- **Assignment**
In the records that follow, find each line containing "Avitag" and copy it.

==== Given data ====

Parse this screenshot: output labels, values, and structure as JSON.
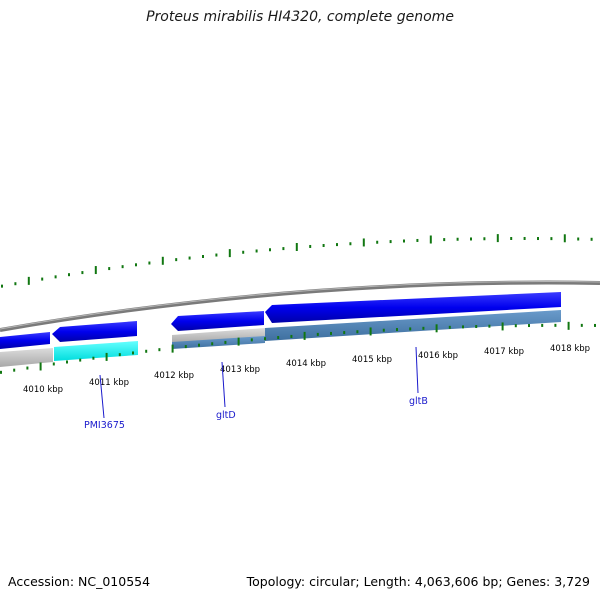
{
  "title": "Proteus mirabilis HI4320, complete genome",
  "footer": {
    "accession": "Accession: NC_010554",
    "summary": "Topology: circular; Length: 4,063,606 bp; Genes: 3,729"
  },
  "colors": {
    "backbone": "#808080",
    "cds_forward_dark": "#0000ee",
    "cds_selected_cyan": "#00ffff",
    "gene_grey": "#bfbfbf",
    "gene_steel": "#4f84b8",
    "tick_green": "#117711",
    "label_blue": "#1a1acc"
  },
  "ticks": [
    {
      "label": "4010 kbp"
    },
    {
      "label": "4011 kbp"
    },
    {
      "label": "4012 kbp"
    },
    {
      "label": "4013 kbp"
    },
    {
      "label": "4014 kbp"
    },
    {
      "label": "4015 kbp"
    },
    {
      "label": "4016 kbp"
    },
    {
      "label": "4017 kbp"
    },
    {
      "label": "4018 kbp"
    }
  ],
  "gene_labels": [
    {
      "name": "PMI3675"
    },
    {
      "name": "gltD"
    },
    {
      "name": "gltB"
    }
  ]
}
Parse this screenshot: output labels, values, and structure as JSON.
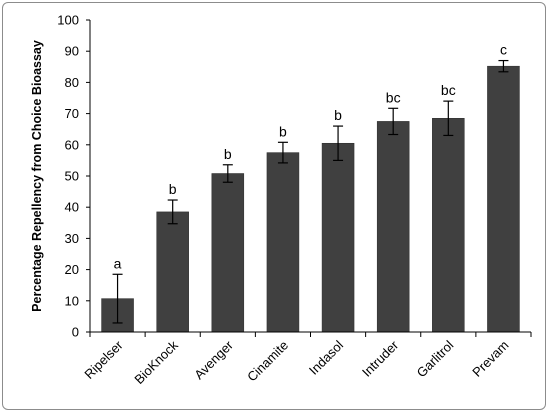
{
  "chart_data": {
    "type": "bar",
    "title": "",
    "xlabel": "",
    "ylabel": "Percentage Repellency from Choice Bioassay",
    "ylim": [
      0,
      100
    ],
    "yticks": [
      0,
      10,
      20,
      30,
      40,
      50,
      60,
      70,
      80,
      90,
      100
    ],
    "grid": false,
    "legend": "none",
    "bar_color": "#404040",
    "categories": [
      "Ripelser",
      "BioKnock",
      "Avenger",
      "Cinamite",
      "Indasol",
      "Intruder",
      "Garlitrol",
      "Prevam"
    ],
    "values": [
      10.7,
      38.5,
      50.8,
      57.5,
      60.5,
      67.5,
      68.5,
      85.2
    ],
    "error": [
      7.8,
      3.8,
      2.8,
      3.3,
      5.5,
      4.2,
      5.5,
      1.8
    ],
    "significance": [
      "a",
      "b",
      "b",
      "b",
      "b",
      "bc",
      "bc",
      "c"
    ]
  }
}
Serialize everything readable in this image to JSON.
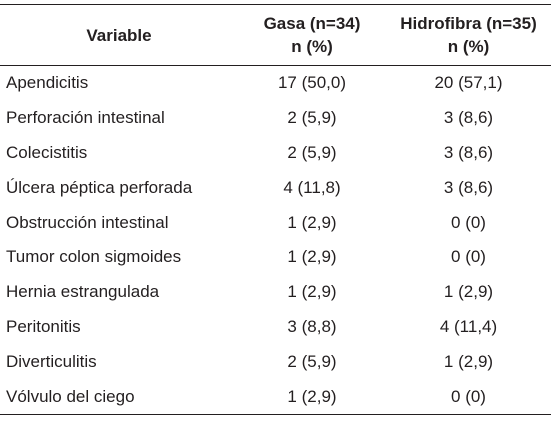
{
  "header": {
    "variable": "Variable",
    "gasa_line1": "Gasa (n=34)",
    "gasa_line2": "n (%)",
    "hidro_line1": "Hidrofibra (n=35)",
    "hidro_line2": "n (%)"
  },
  "rows": [
    {
      "variable": "Apendicitis",
      "gasa": "17 (50,0)",
      "hidro": "20 (57,1)"
    },
    {
      "variable": "Perforación intestinal",
      "gasa": "2 (5,9)",
      "hidro": "3 (8,6)"
    },
    {
      "variable": "Colecistitis",
      "gasa": "2 (5,9)",
      "hidro": "3 (8,6)"
    },
    {
      "variable": "Úlcera péptica perforada",
      "gasa": "4 (11,8)",
      "hidro": "3 (8,6)"
    },
    {
      "variable": "Obstrucción intestinal",
      "gasa": "1 (2,9)",
      "hidro": "0 (0)"
    },
    {
      "variable": "Tumor colon sigmoides",
      "gasa": "1 (2,9)",
      "hidro": "0 (0)"
    },
    {
      "variable": "Hernia estrangulada",
      "gasa": "1 (2,9)",
      "hidro": "1 (2,9)"
    },
    {
      "variable": "Peritonitis",
      "gasa": "3 (8,8)",
      "hidro": "4 (11,4)"
    },
    {
      "variable": "Diverticulitis",
      "gasa": "2 (5,9)",
      "hidro": "1 (2,9)"
    },
    {
      "variable": "Vólvulo del ciego",
      "gasa": "1 (2,9)",
      "hidro": "0 (0)"
    }
  ]
}
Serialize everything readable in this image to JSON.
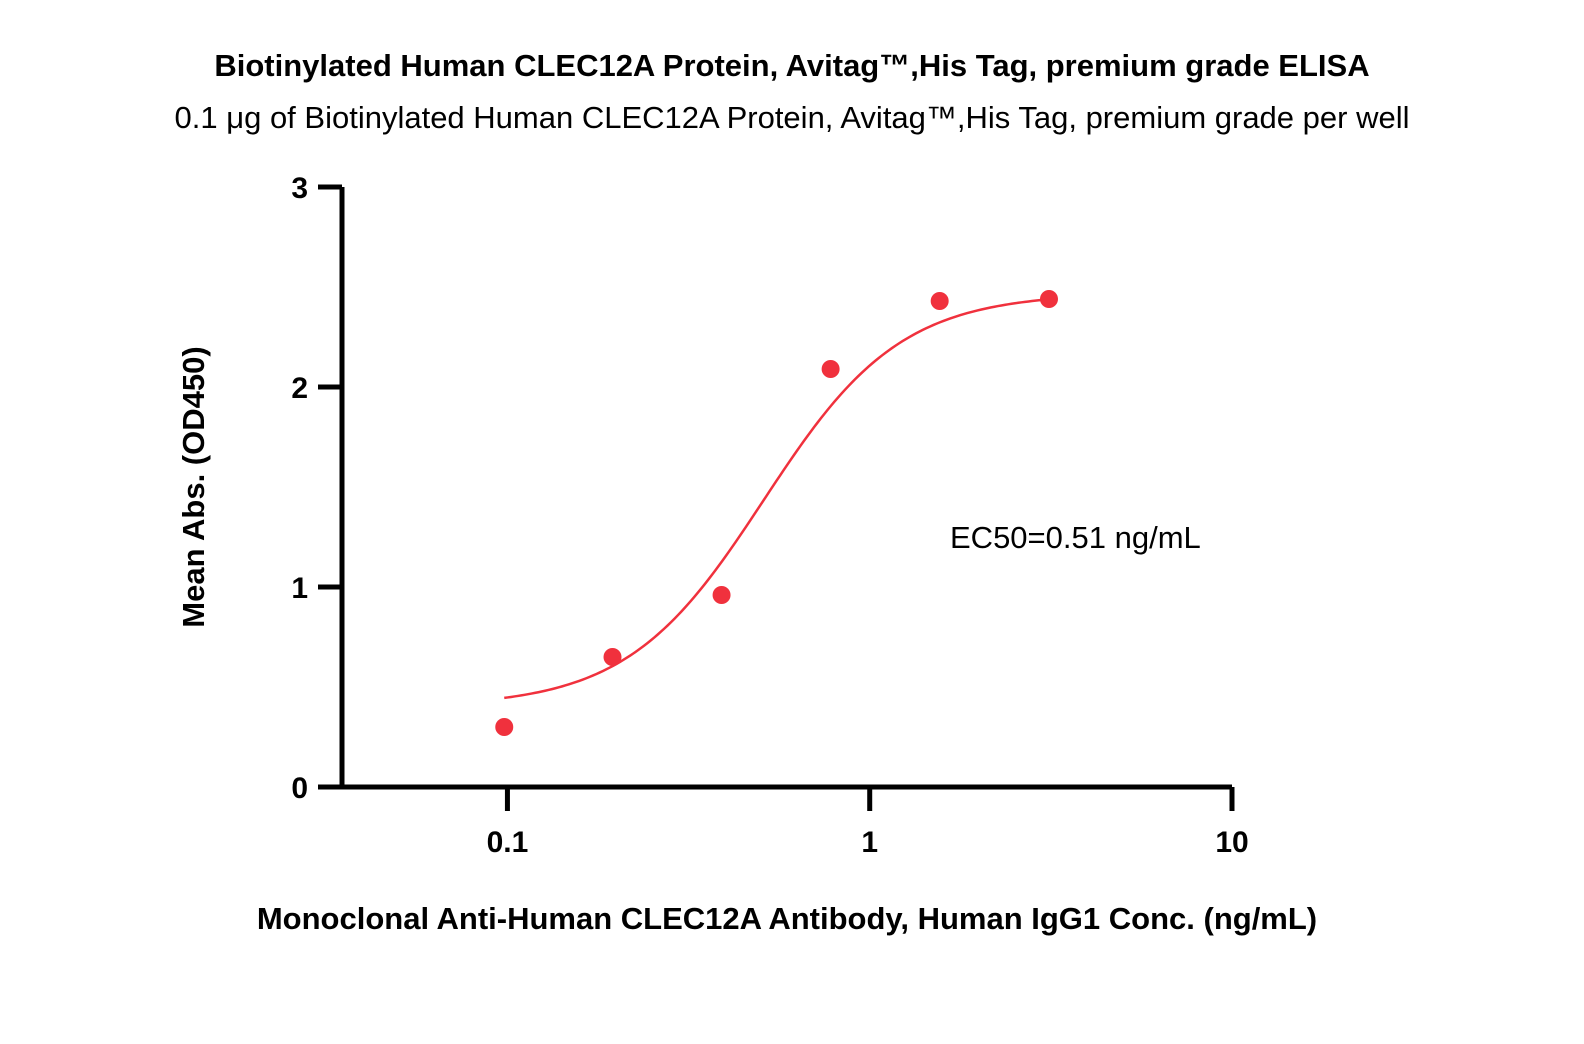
{
  "chart_data": {
    "type": "scatter",
    "title": "Biotinylated Human CLEC12A Protein, Avitag™,His Tag, premium grade ELISA",
    "subtitle": "0.1 μg of Biotinylated Human CLEC12A Protein, Avitag™,His Tag, premium grade per well",
    "xlabel": "Monoclonal Anti-Human CLEC12A Antibody, Human IgG1 Conc. (ng/mL)",
    "ylabel": "Mean Abs. (OD450)",
    "x_scale": "log",
    "xlim": [
      0.03,
      10
    ],
    "ylim": [
      0,
      3
    ],
    "x_ticks": [
      0.1,
      1,
      10
    ],
    "x_tick_labels": [
      "0.1",
      "1",
      "10"
    ],
    "y_ticks": [
      0,
      1,
      2,
      3
    ],
    "y_tick_labels": [
      "0",
      "1",
      "2",
      "3"
    ],
    "grid": false,
    "series": [
      {
        "x": [
          0.098,
          0.195,
          0.39,
          0.78,
          1.56,
          3.125
        ],
        "y": [
          0.3,
          0.65,
          0.96,
          2.09,
          2.43,
          2.44
        ],
        "color": "#f0313d",
        "fit": "4PL",
        "fit_params": {
          "bottom": 0.4,
          "top": 2.47,
          "ec50": 0.51,
          "hill": 2.3
        }
      }
    ],
    "annotations": [
      {
        "text": "EC50=0.51 ng/mL"
      }
    ]
  }
}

====

- **Response to this exercise**
    "title": "Biotinylated Human CLEC12A Protein, Avitag™,His Tag, premium grade ELISA",
    "subtitle": "0.1 μg of Biotinylated Human CLEC12A Protein, Avitag™,His Tag, premium grade per well",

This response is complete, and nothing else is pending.